Output the entries word for word. Omit images.
====
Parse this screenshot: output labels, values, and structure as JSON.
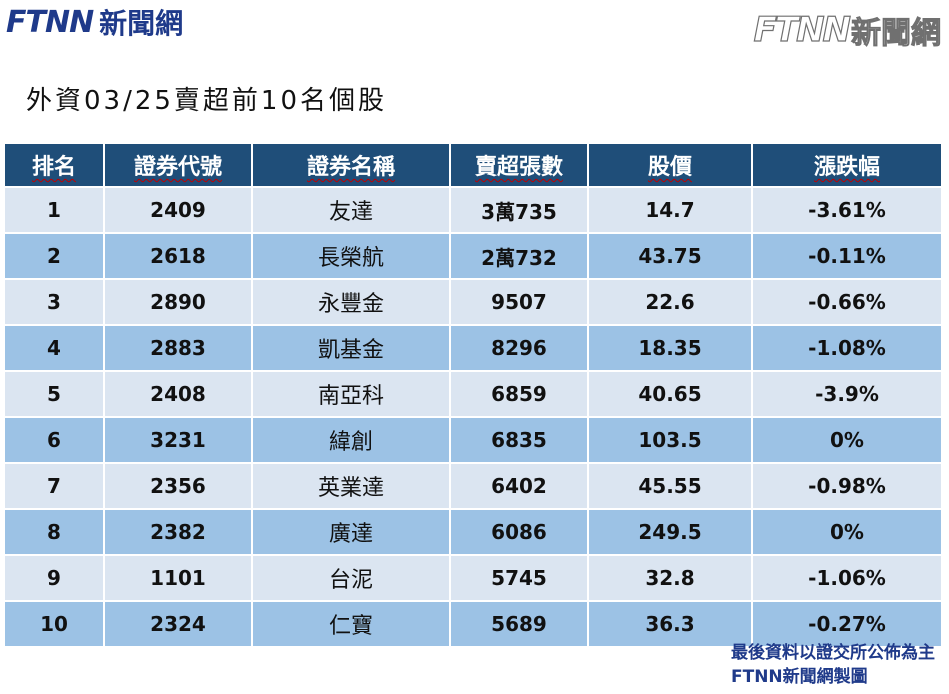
{
  "header": {
    "logo_left_latin": "FTNN",
    "logo_left_cn": "新聞網",
    "logo_right_latin": "FTNN",
    "logo_right_cn": "新聞網"
  },
  "title": "外資03/25賣超前10名個股",
  "table": {
    "columns": [
      "排名",
      "證券代號",
      "證券名稱",
      "賣超張數",
      "股價",
      "漲跌幅"
    ],
    "rows": [
      [
        "1",
        "2409",
        "友達",
        "3萬735",
        "14.7",
        "-3.61%"
      ],
      [
        "2",
        "2618",
        "長榮航",
        "2萬732",
        "43.75",
        "-0.11%"
      ],
      [
        "3",
        "2890",
        "永豐金",
        "9507",
        "22.6",
        "-0.66%"
      ],
      [
        "4",
        "2883",
        "凱基金",
        "8296",
        "18.35",
        "-1.08%"
      ],
      [
        "5",
        "2408",
        "南亞科",
        "6859",
        "40.65",
        "-3.9%"
      ],
      [
        "6",
        "3231",
        "緯創",
        "6835",
        "103.5",
        "0%"
      ],
      [
        "7",
        "2356",
        "英業達",
        "6402",
        "45.55",
        "-0.98%"
      ],
      [
        "8",
        "2382",
        "廣達",
        "6086",
        "249.5",
        "0%"
      ],
      [
        "9",
        "1101",
        "台泥",
        "5745",
        "32.8",
        "-1.06%"
      ],
      [
        "10",
        "2324",
        "仁寶",
        "5689",
        "36.3",
        "-0.27%"
      ]
    ]
  },
  "footer": {
    "line1": "最後資料以證交所公佈為主",
    "line2": "FTNN新聞網製圖"
  },
  "colors": {
    "header_bg": "#1f4e79",
    "row_light": "#dbe5f1",
    "row_dark": "#9cc2e5",
    "brand_blue": "#1f3a8a",
    "brand_orange": "#ee7d1c"
  }
}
====
> **Final answer**:
Parse this screenshot: output labels, values, and structure as JSON.
{
  "header": {
    "logo_left_latin": "FTNN",
    "logo_left_cn": "新聞網",
    "logo_right_latin": "FTNN",
    "logo_right_cn": "新聞網"
  },
  "title": "外資03/25賣超前10名個股",
  "table": {
    "columns": [
      "排名",
      "證券代號",
      "證券名稱",
      "賣超張數",
      "股價",
      "漲跌幅"
    ],
    "rows": [
      [
        "1",
        "2409",
        "友達",
        "3萬735",
        "14.7",
        "-3.61%"
      ],
      [
        "2",
        "2618",
        "長榮航",
        "2萬732",
        "43.75",
        "-0.11%"
      ],
      [
        "3",
        "2890",
        "永豐金",
        "9507",
        "22.6",
        "-0.66%"
      ],
      [
        "4",
        "2883",
        "凱基金",
        "8296",
        "18.35",
        "-1.08%"
      ],
      [
        "5",
        "2408",
        "南亞科",
        "6859",
        "40.65",
        "-3.9%"
      ],
      [
        "6",
        "3231",
        "緯創",
        "6835",
        "103.5",
        "0%"
      ],
      [
        "7",
        "2356",
        "英業達",
        "6402",
        "45.55",
        "-0.98%"
      ],
      [
        "8",
        "2382",
        "廣達",
        "6086",
        "249.5",
        "0%"
      ],
      [
        "9",
        "1101",
        "台泥",
        "5745",
        "32.8",
        "-1.06%"
      ],
      [
        "10",
        "2324",
        "仁寶",
        "5689",
        "36.3",
        "-0.27%"
      ]
    ]
  },
  "footer": {
    "line1": "最後資料以證交所公佈為主",
    "line2": "FTNN新聞網製圖"
  },
  "colors": {
    "header_bg": "#1f4e79",
    "row_light": "#dbe5f1",
    "row_dark": "#9cc2e5",
    "brand_blue": "#1f3a8a",
    "brand_orange": "#ee7d1c"
  }
}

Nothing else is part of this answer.